(Records contained in a dataset)
###
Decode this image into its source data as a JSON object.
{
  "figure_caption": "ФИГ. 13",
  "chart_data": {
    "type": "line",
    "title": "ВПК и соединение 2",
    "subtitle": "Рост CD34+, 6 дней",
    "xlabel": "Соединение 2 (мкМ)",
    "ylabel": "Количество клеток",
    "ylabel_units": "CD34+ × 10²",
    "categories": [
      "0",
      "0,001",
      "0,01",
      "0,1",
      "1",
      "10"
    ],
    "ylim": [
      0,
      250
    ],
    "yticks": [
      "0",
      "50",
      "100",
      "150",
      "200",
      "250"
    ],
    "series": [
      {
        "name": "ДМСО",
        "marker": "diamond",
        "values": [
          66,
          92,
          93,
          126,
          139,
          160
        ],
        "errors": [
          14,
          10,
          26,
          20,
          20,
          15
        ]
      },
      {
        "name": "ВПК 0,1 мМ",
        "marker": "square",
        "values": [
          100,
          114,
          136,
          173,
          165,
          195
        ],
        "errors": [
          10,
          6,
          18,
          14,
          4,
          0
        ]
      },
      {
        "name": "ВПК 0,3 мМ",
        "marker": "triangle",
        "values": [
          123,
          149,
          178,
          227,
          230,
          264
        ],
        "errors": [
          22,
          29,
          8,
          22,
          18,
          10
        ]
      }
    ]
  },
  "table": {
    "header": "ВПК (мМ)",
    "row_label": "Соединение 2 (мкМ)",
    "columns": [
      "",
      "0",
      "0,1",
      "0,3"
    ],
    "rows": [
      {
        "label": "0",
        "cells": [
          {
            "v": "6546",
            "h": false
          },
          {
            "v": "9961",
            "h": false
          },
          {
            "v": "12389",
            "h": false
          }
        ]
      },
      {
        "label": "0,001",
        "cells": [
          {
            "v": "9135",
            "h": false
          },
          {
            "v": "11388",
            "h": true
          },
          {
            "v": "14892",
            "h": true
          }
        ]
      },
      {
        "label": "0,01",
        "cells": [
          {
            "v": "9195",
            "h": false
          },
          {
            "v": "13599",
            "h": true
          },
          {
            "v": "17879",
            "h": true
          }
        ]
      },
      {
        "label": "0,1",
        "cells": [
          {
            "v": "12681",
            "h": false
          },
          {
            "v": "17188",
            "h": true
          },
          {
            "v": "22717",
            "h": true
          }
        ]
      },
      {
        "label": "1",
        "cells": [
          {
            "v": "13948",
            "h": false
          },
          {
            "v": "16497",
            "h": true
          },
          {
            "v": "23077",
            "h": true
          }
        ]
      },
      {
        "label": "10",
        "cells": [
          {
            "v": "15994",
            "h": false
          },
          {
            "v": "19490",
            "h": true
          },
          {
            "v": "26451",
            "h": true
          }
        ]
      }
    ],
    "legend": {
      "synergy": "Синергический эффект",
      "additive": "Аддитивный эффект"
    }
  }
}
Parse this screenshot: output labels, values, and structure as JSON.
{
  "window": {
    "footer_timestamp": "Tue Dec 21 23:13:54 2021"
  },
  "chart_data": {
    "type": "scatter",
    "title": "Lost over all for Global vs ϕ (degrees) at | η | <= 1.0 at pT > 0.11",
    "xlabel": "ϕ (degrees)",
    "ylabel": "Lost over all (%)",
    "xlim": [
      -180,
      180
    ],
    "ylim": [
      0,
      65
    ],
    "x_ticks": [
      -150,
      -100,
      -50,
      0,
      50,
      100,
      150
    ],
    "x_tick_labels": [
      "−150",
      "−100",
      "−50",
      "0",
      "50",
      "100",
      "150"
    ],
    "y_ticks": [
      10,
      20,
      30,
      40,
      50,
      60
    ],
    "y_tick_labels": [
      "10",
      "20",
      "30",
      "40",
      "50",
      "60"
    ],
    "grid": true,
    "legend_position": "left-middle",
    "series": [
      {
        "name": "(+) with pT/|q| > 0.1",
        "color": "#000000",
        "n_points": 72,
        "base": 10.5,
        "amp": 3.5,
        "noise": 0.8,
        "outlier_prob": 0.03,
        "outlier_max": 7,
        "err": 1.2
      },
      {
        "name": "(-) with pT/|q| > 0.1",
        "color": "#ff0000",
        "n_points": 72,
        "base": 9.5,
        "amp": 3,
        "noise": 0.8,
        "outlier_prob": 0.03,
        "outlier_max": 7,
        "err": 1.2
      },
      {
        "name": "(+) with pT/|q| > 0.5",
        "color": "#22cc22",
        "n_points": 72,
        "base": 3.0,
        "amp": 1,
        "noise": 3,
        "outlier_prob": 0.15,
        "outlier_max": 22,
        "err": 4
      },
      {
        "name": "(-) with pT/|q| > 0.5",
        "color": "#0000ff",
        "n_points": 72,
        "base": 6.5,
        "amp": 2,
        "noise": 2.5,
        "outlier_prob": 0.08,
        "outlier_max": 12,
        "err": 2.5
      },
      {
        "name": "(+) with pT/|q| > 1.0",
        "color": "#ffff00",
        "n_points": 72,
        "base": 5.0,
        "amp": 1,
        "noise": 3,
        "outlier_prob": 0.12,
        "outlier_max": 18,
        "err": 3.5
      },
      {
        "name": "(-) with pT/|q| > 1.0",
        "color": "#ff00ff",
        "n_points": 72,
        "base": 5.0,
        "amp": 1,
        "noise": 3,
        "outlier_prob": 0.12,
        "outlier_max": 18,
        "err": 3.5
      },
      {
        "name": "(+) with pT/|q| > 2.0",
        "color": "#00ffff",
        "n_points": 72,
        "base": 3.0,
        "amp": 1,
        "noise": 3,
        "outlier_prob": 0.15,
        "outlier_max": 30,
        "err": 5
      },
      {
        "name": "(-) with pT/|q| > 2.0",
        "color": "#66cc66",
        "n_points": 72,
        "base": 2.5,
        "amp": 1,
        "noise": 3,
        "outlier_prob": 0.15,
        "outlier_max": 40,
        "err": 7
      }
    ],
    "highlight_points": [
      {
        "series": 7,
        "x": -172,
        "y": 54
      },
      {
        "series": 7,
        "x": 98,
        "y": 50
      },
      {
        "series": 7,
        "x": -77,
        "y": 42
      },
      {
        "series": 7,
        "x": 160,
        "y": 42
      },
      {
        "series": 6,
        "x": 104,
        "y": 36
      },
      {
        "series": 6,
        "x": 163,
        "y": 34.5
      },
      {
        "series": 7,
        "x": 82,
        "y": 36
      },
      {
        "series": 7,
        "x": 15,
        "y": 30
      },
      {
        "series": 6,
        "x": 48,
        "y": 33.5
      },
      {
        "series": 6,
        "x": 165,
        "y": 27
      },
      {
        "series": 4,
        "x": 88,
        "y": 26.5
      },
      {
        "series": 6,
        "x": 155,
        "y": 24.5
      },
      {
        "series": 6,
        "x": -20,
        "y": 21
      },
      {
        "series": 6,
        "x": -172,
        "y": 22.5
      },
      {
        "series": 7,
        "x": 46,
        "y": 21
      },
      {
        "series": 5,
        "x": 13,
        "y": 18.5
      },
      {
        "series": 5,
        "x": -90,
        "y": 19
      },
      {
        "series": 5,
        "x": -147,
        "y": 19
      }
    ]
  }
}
###
* [Goal]
Show every line in the entries where the string "JSON" occurs.

* [Reply]
Decode this image into its source data as a JSON object.
Parse this screenshot: output labels, values, and structure as JSON.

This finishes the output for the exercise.